EXERCISE:
Locate the lines that hold the string "Fixa". Copy every such line.

THE RECORDS:

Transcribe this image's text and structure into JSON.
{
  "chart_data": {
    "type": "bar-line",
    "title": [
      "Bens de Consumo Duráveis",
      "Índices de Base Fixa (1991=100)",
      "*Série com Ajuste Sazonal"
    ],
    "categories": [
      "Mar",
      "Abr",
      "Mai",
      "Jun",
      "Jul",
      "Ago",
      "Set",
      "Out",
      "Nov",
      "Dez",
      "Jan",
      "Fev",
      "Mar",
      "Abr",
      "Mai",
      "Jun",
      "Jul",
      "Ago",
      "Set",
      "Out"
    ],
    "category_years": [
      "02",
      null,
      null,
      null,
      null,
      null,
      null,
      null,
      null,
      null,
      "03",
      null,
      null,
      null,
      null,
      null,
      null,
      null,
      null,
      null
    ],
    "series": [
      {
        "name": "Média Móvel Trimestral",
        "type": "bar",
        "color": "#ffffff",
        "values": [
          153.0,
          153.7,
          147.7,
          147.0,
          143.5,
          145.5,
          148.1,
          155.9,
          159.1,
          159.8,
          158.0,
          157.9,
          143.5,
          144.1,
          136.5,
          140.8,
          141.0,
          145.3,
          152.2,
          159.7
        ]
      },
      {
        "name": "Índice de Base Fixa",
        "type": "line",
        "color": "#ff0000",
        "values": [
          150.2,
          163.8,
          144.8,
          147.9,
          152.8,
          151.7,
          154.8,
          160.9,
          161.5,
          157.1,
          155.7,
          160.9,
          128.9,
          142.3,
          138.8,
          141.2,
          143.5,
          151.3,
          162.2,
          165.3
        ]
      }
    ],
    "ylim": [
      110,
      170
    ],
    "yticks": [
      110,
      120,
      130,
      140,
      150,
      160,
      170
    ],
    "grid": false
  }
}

SOLVED EXERCISE:
      "Índices de Base Fixa (1991=100)",
        "name": "Índice de Base Fixa",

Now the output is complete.